AIM OF THE EXERCISE: Find the lines containing the word "more" and copy every one of them.
Start of EXERCISE MATERIALS
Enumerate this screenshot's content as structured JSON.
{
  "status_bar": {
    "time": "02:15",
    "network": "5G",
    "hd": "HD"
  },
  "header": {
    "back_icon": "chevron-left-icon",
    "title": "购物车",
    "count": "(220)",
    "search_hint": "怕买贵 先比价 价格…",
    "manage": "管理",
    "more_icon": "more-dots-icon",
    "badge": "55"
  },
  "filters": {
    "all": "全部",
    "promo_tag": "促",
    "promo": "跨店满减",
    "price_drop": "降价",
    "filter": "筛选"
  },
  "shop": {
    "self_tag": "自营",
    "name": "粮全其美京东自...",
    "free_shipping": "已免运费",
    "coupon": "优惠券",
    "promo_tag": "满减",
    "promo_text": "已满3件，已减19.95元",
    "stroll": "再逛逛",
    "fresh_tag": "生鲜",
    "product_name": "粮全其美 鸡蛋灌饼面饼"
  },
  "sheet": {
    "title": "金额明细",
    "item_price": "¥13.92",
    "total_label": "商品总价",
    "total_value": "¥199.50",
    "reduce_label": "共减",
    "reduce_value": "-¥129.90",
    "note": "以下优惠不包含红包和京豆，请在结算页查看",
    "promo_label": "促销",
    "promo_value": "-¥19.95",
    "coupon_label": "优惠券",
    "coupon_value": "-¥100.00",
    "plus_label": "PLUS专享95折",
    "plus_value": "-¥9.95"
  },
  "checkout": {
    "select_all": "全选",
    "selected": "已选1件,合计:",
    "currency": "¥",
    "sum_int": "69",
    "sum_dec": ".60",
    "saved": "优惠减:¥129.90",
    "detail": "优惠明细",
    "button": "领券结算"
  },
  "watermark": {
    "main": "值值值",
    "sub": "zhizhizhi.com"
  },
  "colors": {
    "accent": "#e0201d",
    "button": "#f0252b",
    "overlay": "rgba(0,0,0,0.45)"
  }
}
End of EXERCISE MATERIALS
Start of EXERCISE MATERIALS
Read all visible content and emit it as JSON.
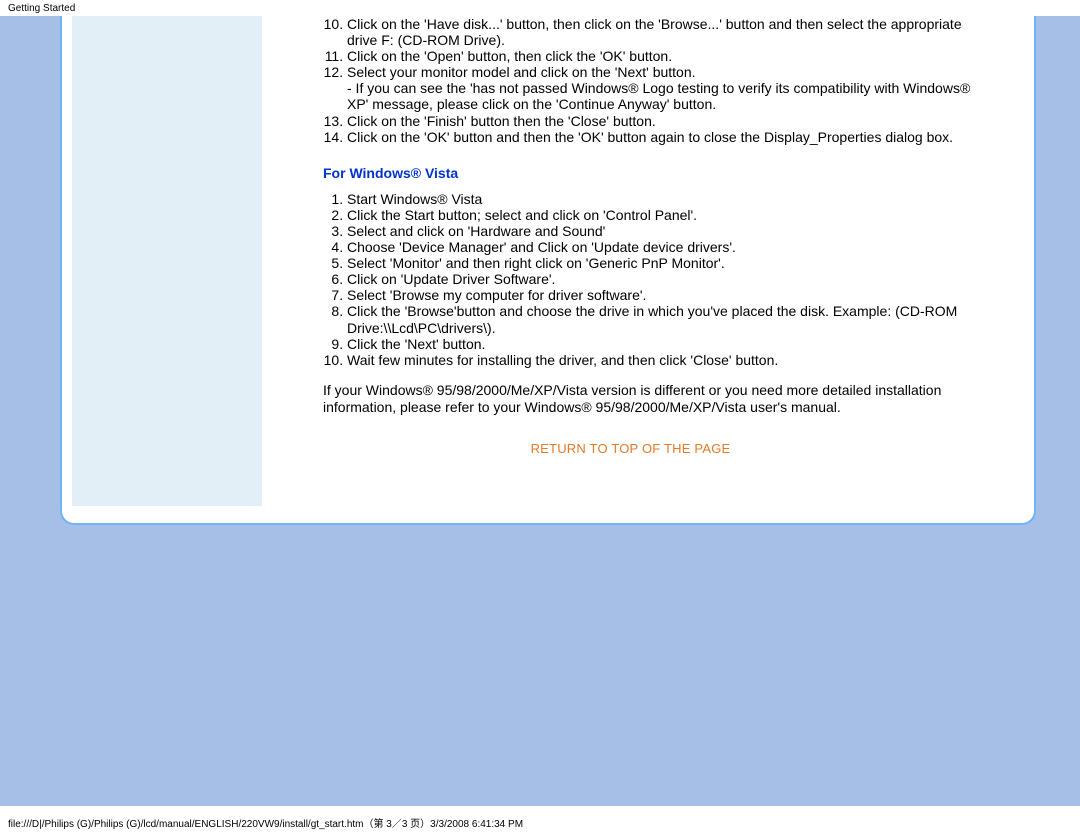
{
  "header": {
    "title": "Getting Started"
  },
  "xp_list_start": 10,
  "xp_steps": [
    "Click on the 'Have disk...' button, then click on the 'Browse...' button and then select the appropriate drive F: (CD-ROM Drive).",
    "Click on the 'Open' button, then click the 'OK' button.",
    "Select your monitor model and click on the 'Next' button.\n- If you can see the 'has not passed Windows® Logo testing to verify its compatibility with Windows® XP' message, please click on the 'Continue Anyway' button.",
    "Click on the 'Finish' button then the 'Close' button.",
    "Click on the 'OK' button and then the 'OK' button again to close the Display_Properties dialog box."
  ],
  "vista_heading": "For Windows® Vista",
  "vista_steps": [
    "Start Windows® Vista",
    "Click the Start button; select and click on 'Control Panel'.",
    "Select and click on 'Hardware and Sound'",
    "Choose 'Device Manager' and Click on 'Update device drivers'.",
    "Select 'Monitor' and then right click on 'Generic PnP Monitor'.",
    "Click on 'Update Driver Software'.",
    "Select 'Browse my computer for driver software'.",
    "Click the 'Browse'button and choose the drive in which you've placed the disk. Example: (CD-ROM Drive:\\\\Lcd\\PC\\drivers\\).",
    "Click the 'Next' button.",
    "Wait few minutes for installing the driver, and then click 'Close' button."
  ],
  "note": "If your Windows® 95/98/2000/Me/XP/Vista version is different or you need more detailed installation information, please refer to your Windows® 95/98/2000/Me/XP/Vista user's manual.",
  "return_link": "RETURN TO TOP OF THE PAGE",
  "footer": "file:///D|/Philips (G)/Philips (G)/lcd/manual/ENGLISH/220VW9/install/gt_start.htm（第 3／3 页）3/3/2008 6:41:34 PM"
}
End of EXERCISE MATERIALS
WRITTEN RESPONSE:
    "more_icon": "more-dots-icon",
  "note": "If your Windows® 95/98/2000/Me/XP/Vista version is different or you need more detailed installation information, please refer to your Windows® 95/98/2000/Me/XP/Vista user's manual.",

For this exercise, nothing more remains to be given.